ZU BEFOLGENDE ANWEISUNGEN: Gib bitte den Auszug über den Prozess gegen die argentinische Militärjunta wortgetreu wieder, beginnend bei „Dieser Bericht bildete“ und endend bei „diesem Verfahren freigesprochen.“.

Dieser Bericht bildete die Grundlage der Anklage, die im Jahr 1985 von den damaligen Staatsanwälten Julio Cesar Strassera und Luis Moreno Ocampo eingereicht worden ist. Der Prozess fand vor der Bundesstrafkammer der argentinischen Justiz. Anklage und Verteidigung benutzten das Recht mehrere Hundert Zeugen zu befragen. In einem nach den Normen des Rechtsstaates einwandfrei geführten Prozess wurden die Mitglieder ersten Militärjunta, Videla, Massera und Agosti zu lebenslangen Freiheitsstrafen verurteilt. Angeklagt wurde wegen Mord, Folter, Entführung, gewaltsame Freiheitsberaubung und andere bereits im argentinischen Strafgesetz tipifizierten Verbrechen. Andere Mitglieder der Juntas erhielten geringere
Haftstrafen und sogar die Mitglieder der dritten Junta wurden in diesem Verfahren freigesprochen.

DATEN:

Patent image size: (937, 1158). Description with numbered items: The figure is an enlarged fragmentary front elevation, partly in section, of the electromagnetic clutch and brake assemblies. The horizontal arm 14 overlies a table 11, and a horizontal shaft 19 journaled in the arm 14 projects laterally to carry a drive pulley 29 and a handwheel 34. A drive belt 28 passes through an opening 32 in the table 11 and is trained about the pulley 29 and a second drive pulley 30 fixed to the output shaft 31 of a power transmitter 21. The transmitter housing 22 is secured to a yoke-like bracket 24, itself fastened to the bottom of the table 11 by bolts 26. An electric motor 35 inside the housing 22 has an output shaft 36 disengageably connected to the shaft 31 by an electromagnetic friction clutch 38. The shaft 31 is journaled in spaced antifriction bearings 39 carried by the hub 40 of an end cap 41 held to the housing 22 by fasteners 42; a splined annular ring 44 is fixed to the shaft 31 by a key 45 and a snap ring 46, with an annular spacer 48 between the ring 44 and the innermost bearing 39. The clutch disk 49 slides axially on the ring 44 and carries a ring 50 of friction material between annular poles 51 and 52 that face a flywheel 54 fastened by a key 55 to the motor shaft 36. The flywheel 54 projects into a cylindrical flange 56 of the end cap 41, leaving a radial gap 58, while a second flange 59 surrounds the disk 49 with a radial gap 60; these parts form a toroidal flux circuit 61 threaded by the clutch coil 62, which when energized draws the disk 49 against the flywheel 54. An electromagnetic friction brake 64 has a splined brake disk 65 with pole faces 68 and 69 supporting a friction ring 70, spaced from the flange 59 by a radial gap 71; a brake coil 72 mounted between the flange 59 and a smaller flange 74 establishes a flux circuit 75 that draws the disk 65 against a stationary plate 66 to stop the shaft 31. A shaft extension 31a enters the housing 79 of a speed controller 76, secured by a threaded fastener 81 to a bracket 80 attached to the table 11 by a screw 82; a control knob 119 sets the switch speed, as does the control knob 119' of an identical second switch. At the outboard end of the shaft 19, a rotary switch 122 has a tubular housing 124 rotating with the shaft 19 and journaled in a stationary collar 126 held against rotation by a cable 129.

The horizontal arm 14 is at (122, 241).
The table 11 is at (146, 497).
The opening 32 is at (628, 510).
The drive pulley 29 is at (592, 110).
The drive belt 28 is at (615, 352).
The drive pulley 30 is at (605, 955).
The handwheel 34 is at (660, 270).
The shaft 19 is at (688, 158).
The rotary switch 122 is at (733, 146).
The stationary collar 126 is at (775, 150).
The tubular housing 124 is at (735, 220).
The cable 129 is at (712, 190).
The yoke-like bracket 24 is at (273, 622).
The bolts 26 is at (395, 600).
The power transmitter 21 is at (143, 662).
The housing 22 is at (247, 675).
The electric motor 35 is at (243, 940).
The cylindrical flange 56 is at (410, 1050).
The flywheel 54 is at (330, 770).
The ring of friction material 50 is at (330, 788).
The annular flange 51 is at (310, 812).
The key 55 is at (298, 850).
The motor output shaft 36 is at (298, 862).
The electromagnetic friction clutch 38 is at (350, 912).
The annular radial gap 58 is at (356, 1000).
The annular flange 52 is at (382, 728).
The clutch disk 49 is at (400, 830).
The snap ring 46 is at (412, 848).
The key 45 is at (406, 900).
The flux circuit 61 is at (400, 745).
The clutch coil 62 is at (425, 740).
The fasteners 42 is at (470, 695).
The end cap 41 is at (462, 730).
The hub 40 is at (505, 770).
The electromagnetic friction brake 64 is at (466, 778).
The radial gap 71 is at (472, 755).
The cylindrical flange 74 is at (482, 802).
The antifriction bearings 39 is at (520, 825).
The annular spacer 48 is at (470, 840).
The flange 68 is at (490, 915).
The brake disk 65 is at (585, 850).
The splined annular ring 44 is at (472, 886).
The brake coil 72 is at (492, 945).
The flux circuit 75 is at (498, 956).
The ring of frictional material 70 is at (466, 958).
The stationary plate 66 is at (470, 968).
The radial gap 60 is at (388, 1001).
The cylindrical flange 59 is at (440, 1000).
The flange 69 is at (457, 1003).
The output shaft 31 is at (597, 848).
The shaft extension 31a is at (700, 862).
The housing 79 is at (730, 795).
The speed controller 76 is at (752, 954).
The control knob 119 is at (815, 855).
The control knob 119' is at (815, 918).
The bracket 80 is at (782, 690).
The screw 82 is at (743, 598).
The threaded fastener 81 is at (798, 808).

ERGEBNIS:
Dieser Bericht bildete die Grundlage der Anklage, die im Jahr 1985 von den damaligen Staatsanwälten Julio Cesar Strassera und Luis Moreno Ocampo eingereicht worden ist. Der Prozess fand vor der Bundesstrafkammer der argentinischen Justiz. Anklage und Verteidigung benutzten das Recht mehrere Hundert Zeugen zu befragen. In einem nach den Normen des Rechtsstaates einwandfrei geführten Prozess wurden die Mitglieder ersten Militärjunta, Videla, Massera und Agosti zu lebenslangen Freiheitsstrafen verurteilt. Angeklagt wurde wegen Mord, Folter, Entführung, gewaltsame Freiheitsberaubung und andere bereits im argentinischen Strafgesetz tipifizierten Verbrechen. Andere Mitglieder der Juntas erhielten geringere
Haftstrafen und sogar die Mitglieder der dritten Junta wurden in diesem Verfahren freigesprochen.